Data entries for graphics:
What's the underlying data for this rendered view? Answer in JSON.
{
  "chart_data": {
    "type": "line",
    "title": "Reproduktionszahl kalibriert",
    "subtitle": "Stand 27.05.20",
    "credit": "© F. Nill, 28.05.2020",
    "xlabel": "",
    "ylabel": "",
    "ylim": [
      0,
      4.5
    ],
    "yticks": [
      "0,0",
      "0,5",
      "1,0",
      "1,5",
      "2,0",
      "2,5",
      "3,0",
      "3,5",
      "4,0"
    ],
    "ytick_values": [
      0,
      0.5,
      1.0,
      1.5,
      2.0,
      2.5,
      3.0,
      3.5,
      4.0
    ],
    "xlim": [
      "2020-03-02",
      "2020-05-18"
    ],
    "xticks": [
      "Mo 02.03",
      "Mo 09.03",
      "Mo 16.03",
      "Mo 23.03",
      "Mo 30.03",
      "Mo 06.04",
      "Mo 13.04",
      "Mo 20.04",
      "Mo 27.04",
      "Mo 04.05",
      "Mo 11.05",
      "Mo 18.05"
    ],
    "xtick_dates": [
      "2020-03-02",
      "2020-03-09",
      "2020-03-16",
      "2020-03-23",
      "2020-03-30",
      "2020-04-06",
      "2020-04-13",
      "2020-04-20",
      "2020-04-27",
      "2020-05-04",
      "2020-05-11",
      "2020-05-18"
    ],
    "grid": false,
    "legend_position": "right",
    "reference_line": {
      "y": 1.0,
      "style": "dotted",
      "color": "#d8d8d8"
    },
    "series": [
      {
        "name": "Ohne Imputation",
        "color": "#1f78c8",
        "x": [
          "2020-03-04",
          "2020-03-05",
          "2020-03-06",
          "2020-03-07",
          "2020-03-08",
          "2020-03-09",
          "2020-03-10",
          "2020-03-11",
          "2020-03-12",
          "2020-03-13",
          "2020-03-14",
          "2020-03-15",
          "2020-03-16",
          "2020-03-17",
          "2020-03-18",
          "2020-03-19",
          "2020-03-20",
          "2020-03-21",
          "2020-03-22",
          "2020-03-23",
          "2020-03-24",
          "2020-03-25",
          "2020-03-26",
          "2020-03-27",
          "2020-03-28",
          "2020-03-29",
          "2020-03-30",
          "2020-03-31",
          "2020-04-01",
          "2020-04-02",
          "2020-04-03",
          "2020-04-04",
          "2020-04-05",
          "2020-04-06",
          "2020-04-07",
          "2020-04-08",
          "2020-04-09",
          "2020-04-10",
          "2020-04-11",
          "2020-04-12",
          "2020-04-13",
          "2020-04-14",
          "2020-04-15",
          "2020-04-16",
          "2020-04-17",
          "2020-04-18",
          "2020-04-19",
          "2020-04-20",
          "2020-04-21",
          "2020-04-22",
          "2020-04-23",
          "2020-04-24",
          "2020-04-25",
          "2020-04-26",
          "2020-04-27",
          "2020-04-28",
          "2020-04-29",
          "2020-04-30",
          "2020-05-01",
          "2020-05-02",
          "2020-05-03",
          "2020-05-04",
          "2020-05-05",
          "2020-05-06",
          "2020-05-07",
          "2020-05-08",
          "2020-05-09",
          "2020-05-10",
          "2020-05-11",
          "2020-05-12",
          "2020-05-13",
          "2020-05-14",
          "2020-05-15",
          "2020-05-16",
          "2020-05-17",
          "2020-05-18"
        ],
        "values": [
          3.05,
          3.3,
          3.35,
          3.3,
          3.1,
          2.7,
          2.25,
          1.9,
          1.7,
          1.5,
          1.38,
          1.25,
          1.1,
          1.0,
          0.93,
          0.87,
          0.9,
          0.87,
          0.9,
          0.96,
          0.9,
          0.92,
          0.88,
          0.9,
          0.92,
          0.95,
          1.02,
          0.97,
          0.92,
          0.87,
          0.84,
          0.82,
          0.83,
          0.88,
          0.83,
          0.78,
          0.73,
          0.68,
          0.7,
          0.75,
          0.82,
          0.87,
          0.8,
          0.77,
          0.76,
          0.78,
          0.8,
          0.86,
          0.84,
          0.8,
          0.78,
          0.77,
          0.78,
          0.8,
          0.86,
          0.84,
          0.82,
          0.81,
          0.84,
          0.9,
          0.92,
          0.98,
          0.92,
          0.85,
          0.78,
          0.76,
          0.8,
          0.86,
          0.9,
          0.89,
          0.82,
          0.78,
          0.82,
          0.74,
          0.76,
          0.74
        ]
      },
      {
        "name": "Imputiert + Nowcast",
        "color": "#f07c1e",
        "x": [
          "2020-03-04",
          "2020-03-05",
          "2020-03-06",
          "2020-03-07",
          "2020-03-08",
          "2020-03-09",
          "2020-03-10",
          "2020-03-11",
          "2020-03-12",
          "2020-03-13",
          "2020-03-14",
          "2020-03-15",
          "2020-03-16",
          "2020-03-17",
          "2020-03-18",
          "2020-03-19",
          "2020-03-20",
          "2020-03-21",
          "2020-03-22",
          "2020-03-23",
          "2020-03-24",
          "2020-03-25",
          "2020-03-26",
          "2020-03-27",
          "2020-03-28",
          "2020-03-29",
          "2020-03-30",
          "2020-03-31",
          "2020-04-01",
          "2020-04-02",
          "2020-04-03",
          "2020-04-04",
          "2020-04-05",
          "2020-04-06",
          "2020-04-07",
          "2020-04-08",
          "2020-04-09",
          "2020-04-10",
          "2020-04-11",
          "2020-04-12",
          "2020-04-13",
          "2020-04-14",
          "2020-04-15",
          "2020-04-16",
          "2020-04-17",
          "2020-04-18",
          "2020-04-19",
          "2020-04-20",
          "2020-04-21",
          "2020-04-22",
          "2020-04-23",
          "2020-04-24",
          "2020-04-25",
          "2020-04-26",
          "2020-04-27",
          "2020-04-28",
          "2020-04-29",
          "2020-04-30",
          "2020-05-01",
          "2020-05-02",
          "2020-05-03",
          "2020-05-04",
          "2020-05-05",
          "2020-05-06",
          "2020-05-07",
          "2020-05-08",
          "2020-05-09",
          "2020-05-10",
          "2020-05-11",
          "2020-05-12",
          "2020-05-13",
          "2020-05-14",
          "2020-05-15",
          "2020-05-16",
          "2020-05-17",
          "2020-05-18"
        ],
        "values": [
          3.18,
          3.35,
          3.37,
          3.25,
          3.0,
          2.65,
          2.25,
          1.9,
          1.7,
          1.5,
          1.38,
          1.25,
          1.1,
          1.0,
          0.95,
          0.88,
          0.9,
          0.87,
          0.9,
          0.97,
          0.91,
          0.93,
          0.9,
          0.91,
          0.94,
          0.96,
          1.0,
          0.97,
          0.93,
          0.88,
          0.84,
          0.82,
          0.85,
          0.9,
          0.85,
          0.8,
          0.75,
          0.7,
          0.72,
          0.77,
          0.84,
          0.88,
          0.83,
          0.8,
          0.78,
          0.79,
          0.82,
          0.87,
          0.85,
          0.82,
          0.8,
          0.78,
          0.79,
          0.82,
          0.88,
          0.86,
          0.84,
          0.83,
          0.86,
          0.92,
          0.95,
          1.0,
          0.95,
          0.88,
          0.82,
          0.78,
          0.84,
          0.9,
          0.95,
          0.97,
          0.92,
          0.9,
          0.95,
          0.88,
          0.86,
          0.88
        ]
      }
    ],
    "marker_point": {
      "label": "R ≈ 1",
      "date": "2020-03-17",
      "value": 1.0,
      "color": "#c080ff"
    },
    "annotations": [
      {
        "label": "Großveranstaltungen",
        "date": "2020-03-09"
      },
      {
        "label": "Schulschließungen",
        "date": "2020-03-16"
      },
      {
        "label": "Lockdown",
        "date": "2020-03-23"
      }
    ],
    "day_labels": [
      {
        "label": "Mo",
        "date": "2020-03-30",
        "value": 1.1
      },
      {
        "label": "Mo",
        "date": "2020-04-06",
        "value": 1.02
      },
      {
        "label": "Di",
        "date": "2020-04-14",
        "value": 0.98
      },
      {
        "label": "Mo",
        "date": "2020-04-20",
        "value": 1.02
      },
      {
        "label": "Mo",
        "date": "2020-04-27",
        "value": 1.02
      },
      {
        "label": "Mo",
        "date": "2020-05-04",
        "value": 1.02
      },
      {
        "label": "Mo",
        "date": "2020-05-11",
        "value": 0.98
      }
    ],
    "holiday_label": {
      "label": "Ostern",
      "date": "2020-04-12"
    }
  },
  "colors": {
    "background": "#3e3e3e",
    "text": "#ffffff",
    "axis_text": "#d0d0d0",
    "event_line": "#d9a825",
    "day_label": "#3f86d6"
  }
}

BRIEF: From the listing above, find the number of lines with the word "name" in them. Answer with the number only.

ANSWER FOR THIS EXERCISE: 2